Work task:
Please continue the passage below on the 2004 tsunami in southern Thailand from the point where it stops.

Supplied text:

════════════════

In response to the phenomenal growth of the tourism and fishery, including
aquaculture industries, tourist resorts, culture ponds, and aquaculture infrastructure
have replaced much of the mangrove and beach forests along the coastal shores (UNEP,
2005). Many of the coastal sand dunes that act as natural barriers against incoming
waves have been removed to make way for the construction of beach resorts, walkways
and roads. Most of the fisher folks and impoverished local populations that made a
living in tourist-related activities live in weakly-constructed and unplanned settlements
in low-lying areas close to the shores. As a consequence, the coastal areas of southern
Thailand have become highly vulnerable to the occurrence of natural disasters caused
by extreme events.
At 0059 GMT on 26 December 2004, a magnitude 9.3 earthquake ripped apart
the seafloor off the western coast of northern Sumatra, Indonesia. The sudden vertical
rise of the seabed by several meters during the quake displaced massive volumes of
water, resulting in a devastating tsunami. This seismic sea wave traveled thousands of
kilometers across the Indian Ocean, and ravaged the Andaman coast of southern
Thailand at 9.30 am local time. Coastal provinces including Phuket, Phang Nga, Krabi,
Ranong, Trang and Satun (Figure 1) suffered a total of over 5,395 deaths–more than
Science of Tsunami Hazards, Vol. 24, No. 3, page 207 (2006)
Figure 1. Tsunami affected areas along the Andaman coast, southern Thailand.
half of whom were foreign tourists, with another 2,822 reported missing (Department
of Disaster Prevention and Mitigation, 2005). Of the 6 affected provinces, Phang Nga
was the worst - hit with some 4,224 lives lost and 7,003 ha of land area devastated.
Takua Pa District, which was a prime tourist area with numerous beach resorts, was the
most severely affected area in Phang Nga Province (FAO, 2005). In this district, the
tsunami destroyed lives, houses, livelihoods on a scale never before seen in Thailand.
As the Indian Ocean has several seismic sources, recurrence of the tsunami on
the scale of the 2004 event can be anticipated in the future. According to NGI (2006), a
tsunami generated by a magnitude 8.5 earthquake on the Sunda Arc would crash into
the Andaman coast of southern Thailand and cause major loss of life and destruction of
property again within 50-100 years.
The objective of this study were to (i) assess the effects of the December 2004
tsunami on the coastal ecosystem in Takua Pa District, the worst-affected area in the
tsunami tragedy, and (ii) provide recommendations for the strengthening of disaster
management strategies to enhance Thailand’s capacity to manage a natural catastrophe
of the nature and magnitude of the December 2004 event in the future.
2. MATERIALS AND METHODS
This study was based on both primary and secondary sources of data and
information. The primary data was obtained through interviews of eyewitnesses,
laboratory analysis of soil and water samples, measurement of tsunami run-up heights
Science of Tsunami Hazards, Vol. 24, No. 3, page 208 (2006)

════════════════

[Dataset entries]
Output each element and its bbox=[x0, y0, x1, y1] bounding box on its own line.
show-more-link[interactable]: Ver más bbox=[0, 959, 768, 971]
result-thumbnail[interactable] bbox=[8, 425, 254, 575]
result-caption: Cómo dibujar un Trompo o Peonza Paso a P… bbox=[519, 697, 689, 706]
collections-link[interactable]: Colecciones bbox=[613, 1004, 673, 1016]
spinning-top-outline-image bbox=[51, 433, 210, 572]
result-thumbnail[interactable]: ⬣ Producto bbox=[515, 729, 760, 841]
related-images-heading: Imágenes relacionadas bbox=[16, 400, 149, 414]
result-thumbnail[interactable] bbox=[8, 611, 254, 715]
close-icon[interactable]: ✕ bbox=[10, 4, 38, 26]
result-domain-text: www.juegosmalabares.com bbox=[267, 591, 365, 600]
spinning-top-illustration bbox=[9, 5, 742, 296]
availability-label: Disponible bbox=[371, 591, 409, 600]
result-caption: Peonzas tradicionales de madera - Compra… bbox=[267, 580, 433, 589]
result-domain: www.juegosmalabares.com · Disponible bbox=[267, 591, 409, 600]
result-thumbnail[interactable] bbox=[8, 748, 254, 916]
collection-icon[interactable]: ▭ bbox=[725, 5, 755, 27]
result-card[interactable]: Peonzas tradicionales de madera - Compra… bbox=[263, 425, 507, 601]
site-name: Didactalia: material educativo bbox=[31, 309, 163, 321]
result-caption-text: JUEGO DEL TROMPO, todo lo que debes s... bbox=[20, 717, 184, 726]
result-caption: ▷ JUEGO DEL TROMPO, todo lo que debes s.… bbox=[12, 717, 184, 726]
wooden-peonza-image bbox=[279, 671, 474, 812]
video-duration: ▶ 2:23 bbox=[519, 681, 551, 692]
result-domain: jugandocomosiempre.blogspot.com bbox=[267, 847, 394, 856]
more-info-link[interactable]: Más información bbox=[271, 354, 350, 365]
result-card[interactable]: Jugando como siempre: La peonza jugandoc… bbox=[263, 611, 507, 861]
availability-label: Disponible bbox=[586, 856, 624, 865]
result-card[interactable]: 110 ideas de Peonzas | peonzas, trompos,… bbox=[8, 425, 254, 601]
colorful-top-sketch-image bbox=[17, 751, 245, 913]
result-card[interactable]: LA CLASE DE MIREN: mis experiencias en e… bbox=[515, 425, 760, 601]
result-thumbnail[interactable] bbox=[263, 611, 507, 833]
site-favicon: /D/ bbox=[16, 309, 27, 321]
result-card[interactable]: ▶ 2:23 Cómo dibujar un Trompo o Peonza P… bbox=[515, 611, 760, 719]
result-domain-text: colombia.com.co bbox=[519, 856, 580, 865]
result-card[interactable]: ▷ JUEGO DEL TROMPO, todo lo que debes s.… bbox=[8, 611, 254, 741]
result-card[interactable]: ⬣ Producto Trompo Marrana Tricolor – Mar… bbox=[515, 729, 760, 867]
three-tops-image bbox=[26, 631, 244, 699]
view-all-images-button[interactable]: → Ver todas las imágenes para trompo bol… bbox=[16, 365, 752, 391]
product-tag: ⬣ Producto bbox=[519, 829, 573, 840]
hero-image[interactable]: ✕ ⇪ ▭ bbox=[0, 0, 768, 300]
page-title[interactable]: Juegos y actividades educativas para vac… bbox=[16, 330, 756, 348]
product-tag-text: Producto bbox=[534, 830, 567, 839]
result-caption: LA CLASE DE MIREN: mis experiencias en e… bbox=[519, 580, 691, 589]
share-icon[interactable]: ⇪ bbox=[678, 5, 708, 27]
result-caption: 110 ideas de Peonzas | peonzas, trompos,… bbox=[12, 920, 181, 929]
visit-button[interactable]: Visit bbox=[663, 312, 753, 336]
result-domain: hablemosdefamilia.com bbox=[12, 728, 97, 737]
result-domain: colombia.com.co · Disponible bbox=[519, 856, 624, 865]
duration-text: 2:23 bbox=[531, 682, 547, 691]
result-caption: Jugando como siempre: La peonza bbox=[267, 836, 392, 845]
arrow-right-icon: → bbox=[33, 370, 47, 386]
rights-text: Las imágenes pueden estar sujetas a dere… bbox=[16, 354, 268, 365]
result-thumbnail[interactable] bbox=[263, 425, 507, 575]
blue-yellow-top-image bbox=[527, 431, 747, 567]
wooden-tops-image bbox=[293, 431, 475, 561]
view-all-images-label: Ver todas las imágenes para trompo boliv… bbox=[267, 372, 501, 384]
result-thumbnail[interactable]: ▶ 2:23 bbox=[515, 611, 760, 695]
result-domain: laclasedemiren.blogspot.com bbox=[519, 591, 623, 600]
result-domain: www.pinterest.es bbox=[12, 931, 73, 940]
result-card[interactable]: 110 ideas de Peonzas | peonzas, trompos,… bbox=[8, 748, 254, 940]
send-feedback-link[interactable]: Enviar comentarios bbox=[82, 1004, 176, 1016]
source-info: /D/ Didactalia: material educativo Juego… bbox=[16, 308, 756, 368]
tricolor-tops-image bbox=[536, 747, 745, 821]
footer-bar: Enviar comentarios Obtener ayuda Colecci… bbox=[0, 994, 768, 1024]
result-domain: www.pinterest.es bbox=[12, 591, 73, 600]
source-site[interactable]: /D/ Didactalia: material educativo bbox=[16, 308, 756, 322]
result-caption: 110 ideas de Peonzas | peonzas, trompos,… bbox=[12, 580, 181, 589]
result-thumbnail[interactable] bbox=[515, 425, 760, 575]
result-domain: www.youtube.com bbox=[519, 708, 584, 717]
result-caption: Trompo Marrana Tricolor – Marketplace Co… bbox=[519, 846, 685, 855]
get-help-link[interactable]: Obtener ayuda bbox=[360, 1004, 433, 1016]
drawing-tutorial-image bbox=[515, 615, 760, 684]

════════════════

Response to this exercise:
and interpretation of remotely sensed data and aerial photographs. The secondary data
included information on 2004 tsunami impacts from local government agency offices
and sub-district administrative organizations.
1) Topographic maps for the tsunami affected area on a 1:50,000 scale,
published by the Royal Thai Survey Department in 2000.
2) Colour aerial photographs for the tsunami affected areas on a 1: 25,000 scale,
acquired in February 2002, produced by the Royal Thai Survey Department.
3) Ikonos images, pertaining to the affected areas on a 1:4,000 scale, acquired
on December 30, 2004, provided by the Geo-Informatics and Space Technology
Development Agency (GISTDA).
In this study, Geographic Information Systems were used to develop two
digitized thematic maps, one which defined the tsunami-affected area boundary, and a
land use map of the tsunami devastated area. All GIS computation and coverage
overlays were performed with PC ArcInfo software. The boundaries of the area studied
were digitized from the 1:50,000 topographic maps. The tsunami affected areas were
digitized from a map visually interpreted from the 1:4,000 Ikonos images, acquired 4
days after the December 2004 tsunami event. Land use coverage in the area of concern
was generated in ArcInfo format by digitizing from land use maps visually interpreted
from the 1:4,000 Ikonos images. The 1:25,000 aerial photographs, acquired in 2002,
were used to assist in the classification of land use, and ground truthing was also
conducted to validate the final results. Land use types in the tsunami affected areas
were determined by overlaying land use coverage with tsunami affected area coverage.
Data on tsunami run-up heights were obtained through interviews of
eyewitnesses. Water marks on houses, building and trees provided additional data on
tsunami heights. To assess the effects of the tsunami on soil resources, three replicate
samples of soil were collected from the worst-hit agricultural area in Takua Pa District,
Phang Nga Province at 0-5 and 5-30 cm depths. The soil samples were air-dried, passed
through a 2 mm sieve, and analyzed for electrical conductivity (EC) and pH. In
addition, three replicate water samples were collected in 0.75 litre polyethylene bottles
from the middle of the water column of surface water in the tsunami affected
agricultural area in Takua Pa District. The samples were immediately analyzed for
dissolved oxygen (DO) using a dissolved oxygen meter. The rest of the water samples
were stored on ice and transferred to a laboratory for analyses of salinity and pH.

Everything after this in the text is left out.